Locate the string "title" in the records below. Copy every line where it occurs.

-------- Dataset entries

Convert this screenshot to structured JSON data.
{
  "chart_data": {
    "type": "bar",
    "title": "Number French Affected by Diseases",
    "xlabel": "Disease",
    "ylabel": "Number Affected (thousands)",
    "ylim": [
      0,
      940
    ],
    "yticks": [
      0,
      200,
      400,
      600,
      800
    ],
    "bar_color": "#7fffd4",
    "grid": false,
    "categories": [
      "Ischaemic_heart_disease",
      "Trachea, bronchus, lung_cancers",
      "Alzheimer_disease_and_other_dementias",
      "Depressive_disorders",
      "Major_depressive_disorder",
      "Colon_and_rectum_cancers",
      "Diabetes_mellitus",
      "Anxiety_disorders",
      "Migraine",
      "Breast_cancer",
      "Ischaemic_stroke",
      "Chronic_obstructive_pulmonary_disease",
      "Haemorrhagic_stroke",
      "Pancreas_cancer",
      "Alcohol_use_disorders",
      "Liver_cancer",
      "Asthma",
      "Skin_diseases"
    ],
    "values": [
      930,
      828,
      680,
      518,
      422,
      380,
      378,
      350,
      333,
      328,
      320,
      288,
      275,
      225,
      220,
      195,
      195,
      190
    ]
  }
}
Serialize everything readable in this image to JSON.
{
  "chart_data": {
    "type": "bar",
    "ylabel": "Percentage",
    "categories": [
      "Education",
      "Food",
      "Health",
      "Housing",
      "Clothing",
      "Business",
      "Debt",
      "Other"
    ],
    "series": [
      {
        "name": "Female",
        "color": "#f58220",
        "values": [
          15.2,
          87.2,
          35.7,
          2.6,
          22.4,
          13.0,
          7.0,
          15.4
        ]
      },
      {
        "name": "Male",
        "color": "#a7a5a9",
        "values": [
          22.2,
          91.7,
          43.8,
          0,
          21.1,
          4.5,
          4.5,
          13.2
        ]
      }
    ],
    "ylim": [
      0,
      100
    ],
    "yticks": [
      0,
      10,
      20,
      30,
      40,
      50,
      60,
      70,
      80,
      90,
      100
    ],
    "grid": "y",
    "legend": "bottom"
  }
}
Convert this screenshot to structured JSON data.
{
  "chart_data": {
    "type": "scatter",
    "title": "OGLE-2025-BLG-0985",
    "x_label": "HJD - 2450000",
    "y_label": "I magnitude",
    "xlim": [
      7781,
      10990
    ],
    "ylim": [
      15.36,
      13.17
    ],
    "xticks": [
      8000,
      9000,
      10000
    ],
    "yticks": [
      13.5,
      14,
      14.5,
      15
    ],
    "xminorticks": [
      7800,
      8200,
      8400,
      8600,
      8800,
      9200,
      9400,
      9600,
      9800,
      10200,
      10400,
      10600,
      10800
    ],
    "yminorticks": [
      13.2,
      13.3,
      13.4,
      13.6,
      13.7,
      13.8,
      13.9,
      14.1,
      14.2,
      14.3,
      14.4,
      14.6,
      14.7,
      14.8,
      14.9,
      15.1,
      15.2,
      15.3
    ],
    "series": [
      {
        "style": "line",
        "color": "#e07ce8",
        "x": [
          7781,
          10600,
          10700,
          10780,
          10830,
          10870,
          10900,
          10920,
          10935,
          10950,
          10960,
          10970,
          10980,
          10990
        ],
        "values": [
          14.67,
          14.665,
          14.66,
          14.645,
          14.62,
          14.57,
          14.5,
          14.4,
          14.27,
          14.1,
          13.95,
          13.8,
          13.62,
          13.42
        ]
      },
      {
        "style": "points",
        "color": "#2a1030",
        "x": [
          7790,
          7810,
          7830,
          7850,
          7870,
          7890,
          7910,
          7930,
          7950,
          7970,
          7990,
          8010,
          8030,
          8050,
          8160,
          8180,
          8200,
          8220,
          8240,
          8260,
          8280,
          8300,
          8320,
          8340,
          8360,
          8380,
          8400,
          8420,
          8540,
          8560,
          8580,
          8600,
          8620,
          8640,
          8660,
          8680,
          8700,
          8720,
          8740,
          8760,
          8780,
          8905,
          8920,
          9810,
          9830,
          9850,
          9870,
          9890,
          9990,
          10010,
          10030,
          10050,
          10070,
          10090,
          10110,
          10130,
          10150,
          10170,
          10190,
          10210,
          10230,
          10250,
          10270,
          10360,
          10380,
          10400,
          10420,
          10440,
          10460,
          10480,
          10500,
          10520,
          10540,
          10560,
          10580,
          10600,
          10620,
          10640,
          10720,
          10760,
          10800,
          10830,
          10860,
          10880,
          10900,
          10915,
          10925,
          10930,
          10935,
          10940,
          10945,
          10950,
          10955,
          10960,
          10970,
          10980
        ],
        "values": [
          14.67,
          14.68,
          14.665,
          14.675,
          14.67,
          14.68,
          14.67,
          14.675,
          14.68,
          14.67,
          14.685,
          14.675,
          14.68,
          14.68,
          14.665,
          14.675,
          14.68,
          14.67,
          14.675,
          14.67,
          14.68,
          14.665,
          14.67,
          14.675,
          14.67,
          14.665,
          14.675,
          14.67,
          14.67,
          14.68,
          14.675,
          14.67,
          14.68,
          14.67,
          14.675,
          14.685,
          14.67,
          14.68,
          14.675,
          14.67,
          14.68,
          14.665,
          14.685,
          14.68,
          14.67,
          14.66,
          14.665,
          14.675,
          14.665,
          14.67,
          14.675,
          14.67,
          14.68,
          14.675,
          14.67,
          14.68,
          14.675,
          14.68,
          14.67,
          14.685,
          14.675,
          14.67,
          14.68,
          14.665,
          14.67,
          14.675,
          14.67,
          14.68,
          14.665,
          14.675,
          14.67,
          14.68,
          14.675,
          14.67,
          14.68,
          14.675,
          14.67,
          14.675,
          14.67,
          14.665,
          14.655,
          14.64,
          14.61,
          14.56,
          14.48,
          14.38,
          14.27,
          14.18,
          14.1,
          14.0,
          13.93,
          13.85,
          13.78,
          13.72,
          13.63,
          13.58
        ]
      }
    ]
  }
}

----------------

**Task output**
    "title": "Number French Affected by Diseases",
    "title": "OGLE-2025-BLG-0985",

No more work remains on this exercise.